= Stated task =
Report, as a bare number, how many lines of the material below contain the word "Based".

Chart and figure data

....................

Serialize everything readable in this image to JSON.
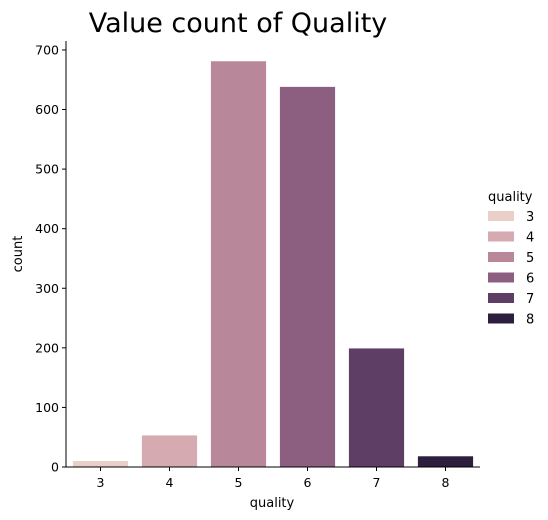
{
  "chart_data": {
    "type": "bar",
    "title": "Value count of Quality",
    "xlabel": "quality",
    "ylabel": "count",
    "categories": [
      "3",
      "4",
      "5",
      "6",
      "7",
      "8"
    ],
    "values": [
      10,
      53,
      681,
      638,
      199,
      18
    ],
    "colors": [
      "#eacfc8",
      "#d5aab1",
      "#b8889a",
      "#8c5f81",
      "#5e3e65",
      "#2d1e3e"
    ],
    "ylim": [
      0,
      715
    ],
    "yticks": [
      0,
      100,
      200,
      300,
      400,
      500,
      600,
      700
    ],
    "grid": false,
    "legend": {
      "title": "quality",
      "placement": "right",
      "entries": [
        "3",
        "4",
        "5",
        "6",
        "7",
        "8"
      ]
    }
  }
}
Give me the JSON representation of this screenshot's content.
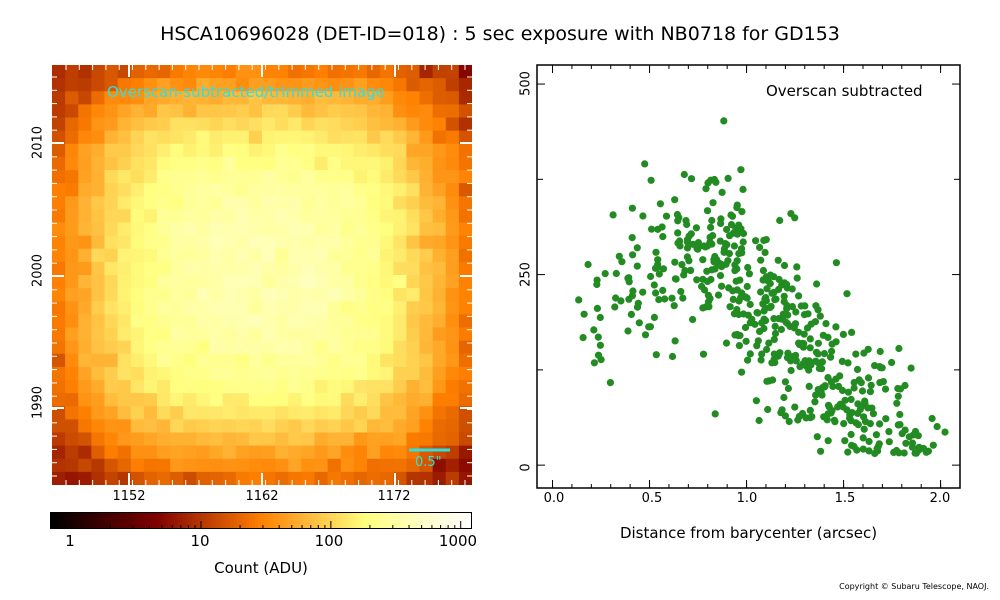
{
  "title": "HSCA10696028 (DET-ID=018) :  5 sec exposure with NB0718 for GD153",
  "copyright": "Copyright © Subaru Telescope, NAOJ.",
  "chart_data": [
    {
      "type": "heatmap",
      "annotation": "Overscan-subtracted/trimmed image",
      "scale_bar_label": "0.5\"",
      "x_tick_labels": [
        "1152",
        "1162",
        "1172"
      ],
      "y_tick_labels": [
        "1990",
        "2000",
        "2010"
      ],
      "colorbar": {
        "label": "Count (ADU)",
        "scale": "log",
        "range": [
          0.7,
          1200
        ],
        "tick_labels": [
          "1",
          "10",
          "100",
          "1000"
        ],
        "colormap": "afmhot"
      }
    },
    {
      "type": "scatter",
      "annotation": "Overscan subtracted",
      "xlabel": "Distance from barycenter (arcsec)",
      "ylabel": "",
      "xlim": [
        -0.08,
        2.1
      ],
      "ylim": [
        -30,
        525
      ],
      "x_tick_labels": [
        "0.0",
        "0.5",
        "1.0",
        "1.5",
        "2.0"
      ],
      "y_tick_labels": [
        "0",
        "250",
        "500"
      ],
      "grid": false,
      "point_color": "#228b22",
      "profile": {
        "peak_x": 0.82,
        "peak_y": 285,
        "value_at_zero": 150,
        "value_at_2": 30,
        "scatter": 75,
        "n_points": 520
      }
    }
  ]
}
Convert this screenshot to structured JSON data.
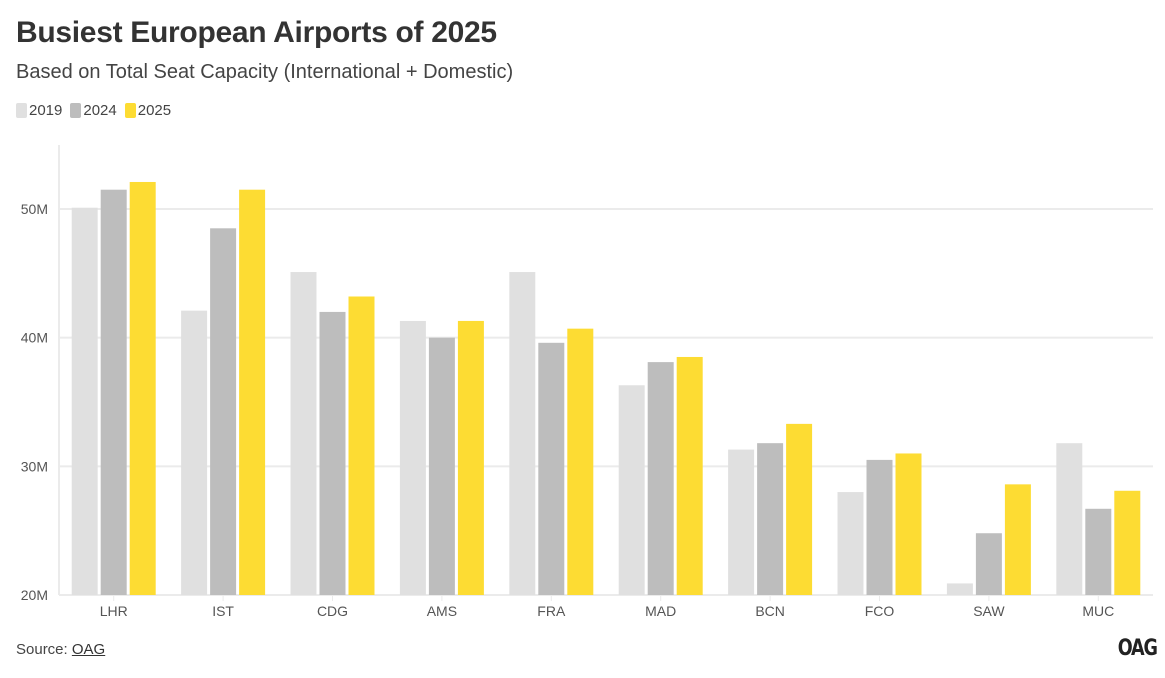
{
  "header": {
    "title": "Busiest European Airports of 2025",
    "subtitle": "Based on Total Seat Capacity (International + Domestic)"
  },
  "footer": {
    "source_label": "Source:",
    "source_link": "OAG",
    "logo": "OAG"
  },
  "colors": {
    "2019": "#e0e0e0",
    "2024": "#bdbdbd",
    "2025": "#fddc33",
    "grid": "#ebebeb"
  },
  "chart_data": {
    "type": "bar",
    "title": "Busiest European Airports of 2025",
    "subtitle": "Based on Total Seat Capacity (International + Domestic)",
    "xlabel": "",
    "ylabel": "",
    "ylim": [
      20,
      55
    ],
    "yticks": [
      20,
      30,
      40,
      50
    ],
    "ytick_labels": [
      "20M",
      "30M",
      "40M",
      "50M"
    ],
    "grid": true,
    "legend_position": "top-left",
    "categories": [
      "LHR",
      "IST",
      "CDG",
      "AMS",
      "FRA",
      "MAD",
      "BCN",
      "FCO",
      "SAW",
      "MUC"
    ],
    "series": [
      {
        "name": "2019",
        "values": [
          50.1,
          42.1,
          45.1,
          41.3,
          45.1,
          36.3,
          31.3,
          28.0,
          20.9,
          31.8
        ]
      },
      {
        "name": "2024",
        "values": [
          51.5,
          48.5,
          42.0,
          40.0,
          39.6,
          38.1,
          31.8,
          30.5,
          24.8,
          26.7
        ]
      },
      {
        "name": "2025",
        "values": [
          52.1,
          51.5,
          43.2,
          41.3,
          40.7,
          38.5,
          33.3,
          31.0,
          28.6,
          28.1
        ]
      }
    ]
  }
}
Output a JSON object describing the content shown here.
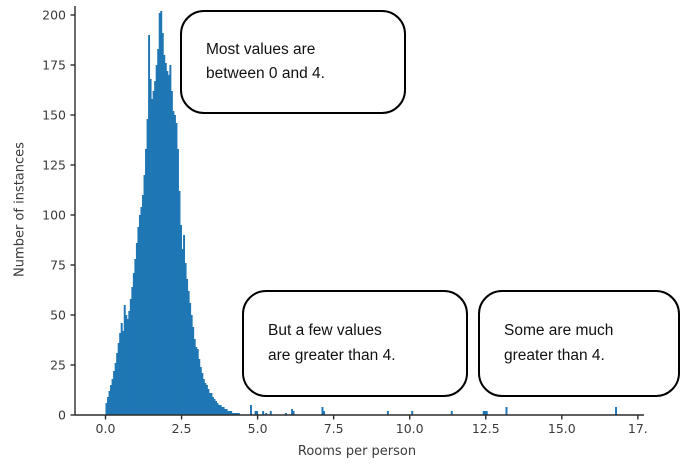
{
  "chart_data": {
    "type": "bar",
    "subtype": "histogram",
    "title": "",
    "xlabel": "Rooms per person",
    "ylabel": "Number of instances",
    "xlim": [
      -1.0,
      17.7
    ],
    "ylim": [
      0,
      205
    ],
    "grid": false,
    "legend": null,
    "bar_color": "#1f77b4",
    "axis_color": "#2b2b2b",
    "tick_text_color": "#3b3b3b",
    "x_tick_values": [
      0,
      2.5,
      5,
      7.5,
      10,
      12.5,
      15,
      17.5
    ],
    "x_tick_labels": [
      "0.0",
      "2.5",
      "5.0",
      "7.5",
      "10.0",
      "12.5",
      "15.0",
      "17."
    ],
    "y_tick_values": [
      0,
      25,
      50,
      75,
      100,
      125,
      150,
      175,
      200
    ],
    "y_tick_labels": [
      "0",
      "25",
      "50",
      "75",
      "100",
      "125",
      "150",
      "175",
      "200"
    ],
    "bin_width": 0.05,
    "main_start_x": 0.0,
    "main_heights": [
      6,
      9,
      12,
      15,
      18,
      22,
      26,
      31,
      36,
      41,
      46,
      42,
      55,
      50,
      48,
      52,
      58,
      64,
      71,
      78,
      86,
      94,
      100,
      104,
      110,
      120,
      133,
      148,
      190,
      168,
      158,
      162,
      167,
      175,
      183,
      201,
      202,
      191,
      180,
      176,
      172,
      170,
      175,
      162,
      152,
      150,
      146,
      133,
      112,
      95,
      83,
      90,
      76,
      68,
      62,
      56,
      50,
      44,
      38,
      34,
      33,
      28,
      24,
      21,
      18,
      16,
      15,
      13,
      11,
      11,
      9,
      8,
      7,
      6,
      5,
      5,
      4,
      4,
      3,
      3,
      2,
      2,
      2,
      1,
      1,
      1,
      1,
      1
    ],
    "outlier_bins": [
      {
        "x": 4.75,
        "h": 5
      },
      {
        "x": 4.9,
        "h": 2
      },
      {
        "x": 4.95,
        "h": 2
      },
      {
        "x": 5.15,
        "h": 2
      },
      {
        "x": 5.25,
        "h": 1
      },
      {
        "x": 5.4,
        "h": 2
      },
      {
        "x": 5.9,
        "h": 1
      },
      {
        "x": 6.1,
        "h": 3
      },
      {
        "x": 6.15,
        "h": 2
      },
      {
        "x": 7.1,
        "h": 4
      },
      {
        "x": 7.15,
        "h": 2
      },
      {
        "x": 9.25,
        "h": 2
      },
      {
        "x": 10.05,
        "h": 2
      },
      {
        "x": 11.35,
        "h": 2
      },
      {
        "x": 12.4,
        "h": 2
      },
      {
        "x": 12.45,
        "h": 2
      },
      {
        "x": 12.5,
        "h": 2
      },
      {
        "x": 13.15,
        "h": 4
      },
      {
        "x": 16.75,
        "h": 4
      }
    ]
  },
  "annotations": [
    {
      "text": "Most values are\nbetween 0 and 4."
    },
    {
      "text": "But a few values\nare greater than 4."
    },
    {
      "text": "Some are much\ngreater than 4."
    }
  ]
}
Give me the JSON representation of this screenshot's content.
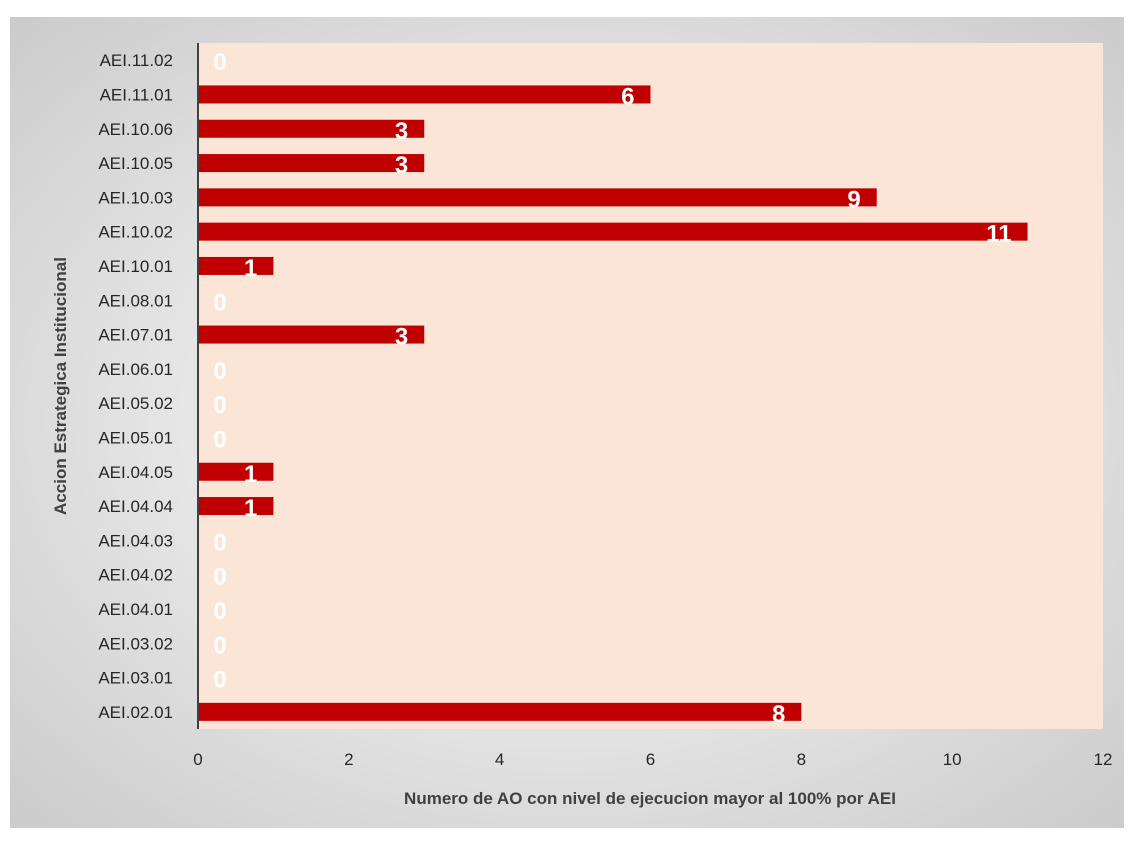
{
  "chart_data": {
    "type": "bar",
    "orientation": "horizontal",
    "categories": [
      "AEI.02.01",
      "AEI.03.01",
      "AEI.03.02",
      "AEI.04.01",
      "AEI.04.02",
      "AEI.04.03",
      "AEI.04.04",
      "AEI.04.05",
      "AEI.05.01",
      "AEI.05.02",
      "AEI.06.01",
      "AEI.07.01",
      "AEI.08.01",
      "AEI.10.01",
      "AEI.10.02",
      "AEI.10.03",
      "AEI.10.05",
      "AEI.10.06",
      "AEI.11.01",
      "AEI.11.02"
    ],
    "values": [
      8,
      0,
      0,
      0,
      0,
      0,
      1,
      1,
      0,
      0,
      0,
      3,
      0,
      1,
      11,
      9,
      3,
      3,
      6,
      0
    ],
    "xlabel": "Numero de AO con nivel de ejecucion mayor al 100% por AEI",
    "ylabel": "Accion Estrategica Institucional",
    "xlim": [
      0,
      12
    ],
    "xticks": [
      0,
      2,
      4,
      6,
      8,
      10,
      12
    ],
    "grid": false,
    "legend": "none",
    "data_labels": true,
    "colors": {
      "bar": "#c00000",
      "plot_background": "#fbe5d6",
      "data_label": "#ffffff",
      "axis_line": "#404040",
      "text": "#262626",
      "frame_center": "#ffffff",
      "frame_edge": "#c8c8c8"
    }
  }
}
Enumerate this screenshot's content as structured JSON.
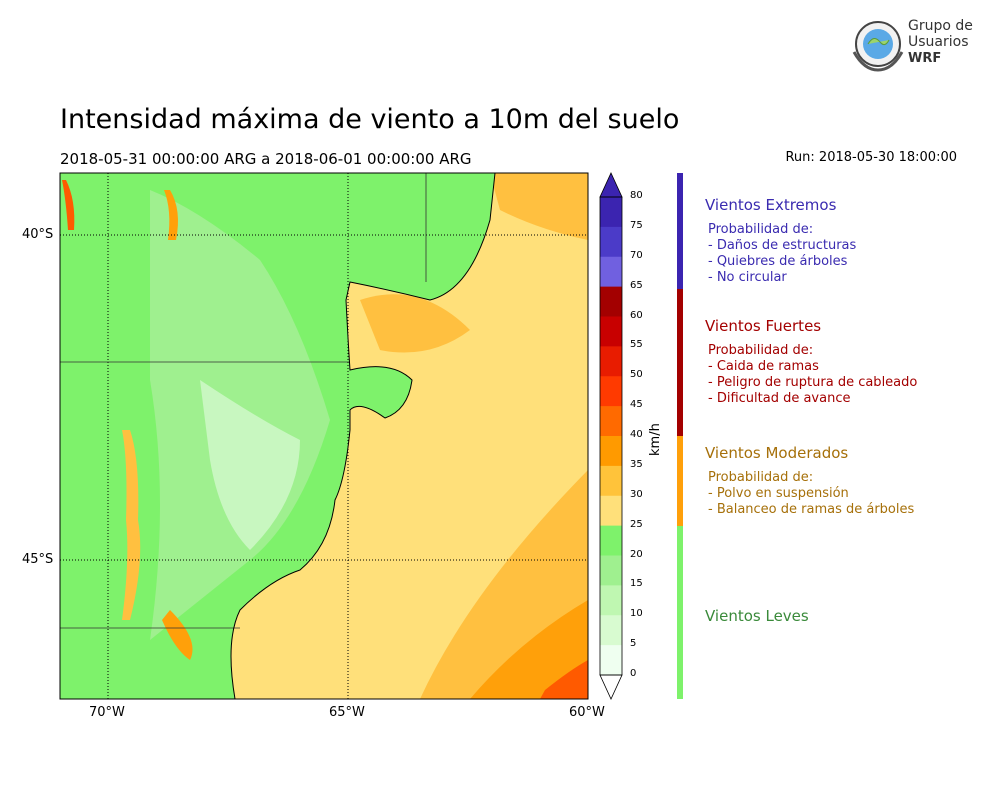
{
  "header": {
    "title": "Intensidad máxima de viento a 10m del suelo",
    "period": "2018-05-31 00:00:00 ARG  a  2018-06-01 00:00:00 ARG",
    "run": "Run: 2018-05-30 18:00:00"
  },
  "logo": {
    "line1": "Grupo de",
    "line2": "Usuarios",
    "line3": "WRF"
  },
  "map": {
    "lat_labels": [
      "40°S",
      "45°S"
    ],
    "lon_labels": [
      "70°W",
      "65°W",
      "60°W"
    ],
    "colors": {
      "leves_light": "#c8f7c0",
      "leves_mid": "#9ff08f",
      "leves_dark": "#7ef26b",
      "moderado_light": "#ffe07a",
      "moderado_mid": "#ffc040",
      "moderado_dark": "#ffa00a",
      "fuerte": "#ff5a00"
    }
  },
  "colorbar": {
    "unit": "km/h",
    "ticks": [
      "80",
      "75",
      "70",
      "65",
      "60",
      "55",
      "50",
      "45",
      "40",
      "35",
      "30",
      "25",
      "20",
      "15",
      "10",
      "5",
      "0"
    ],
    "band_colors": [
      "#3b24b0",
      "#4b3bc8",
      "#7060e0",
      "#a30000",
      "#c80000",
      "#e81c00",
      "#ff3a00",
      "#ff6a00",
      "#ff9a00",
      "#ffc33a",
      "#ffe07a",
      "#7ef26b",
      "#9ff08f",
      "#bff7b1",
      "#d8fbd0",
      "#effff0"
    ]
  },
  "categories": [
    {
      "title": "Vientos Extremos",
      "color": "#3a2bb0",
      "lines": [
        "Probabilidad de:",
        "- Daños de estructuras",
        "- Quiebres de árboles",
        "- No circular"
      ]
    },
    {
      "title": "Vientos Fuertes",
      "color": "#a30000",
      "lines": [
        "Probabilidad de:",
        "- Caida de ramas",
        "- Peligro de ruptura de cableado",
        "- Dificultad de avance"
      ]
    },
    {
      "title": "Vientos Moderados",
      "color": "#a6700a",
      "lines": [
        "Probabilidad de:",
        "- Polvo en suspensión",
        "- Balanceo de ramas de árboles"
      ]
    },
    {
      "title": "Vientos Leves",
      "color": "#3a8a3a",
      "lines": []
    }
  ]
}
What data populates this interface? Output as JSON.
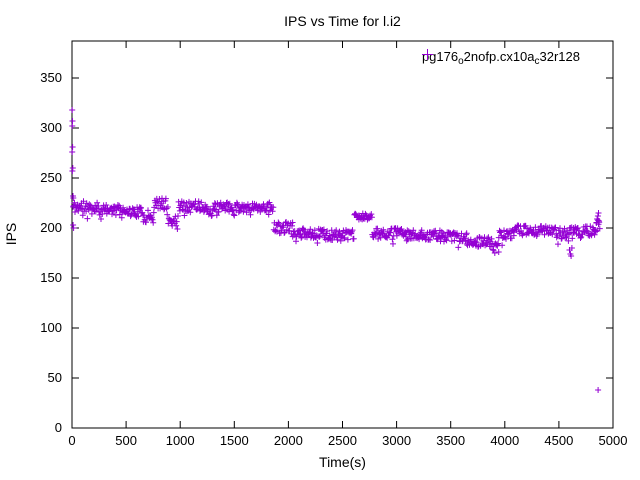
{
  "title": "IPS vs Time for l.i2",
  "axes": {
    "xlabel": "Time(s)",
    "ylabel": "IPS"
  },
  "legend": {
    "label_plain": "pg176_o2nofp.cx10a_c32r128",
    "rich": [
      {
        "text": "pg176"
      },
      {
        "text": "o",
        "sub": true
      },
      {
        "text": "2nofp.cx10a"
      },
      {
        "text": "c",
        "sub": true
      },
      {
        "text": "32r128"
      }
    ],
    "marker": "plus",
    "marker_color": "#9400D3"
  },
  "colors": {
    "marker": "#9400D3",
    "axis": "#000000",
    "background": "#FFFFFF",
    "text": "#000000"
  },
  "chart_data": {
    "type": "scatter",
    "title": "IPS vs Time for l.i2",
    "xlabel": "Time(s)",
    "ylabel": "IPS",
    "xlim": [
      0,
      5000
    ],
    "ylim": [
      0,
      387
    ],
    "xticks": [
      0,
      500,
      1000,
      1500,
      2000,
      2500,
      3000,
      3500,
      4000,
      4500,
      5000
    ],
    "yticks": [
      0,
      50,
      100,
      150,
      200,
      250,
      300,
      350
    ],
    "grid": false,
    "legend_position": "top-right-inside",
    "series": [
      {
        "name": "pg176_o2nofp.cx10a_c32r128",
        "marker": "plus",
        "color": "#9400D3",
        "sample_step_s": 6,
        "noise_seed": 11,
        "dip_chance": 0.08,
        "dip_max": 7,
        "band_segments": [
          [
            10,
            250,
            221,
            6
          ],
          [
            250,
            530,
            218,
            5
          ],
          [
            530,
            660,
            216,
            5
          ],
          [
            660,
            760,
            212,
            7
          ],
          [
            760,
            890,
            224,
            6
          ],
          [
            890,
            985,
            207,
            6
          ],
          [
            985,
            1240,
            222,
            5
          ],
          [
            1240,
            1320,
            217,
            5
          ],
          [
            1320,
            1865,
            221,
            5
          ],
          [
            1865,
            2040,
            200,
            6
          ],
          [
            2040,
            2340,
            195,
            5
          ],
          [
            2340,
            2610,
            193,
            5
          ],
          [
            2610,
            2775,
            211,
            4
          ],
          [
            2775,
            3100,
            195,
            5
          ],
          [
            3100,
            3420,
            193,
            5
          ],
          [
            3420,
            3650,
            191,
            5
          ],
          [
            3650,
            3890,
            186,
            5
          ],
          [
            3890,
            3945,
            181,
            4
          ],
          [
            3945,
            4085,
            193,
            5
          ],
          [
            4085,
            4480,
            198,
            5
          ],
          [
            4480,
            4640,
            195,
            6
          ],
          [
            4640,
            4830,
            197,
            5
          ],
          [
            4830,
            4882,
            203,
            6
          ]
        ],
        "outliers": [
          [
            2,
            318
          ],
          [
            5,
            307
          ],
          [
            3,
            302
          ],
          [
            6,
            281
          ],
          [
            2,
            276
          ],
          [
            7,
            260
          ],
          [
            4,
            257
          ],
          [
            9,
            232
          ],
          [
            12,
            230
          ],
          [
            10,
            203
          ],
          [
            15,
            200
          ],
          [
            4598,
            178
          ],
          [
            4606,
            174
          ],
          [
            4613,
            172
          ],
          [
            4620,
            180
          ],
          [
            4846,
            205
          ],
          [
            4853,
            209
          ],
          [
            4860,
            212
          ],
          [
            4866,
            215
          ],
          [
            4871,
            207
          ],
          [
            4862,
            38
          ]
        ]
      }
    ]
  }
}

....................

= Task result =
2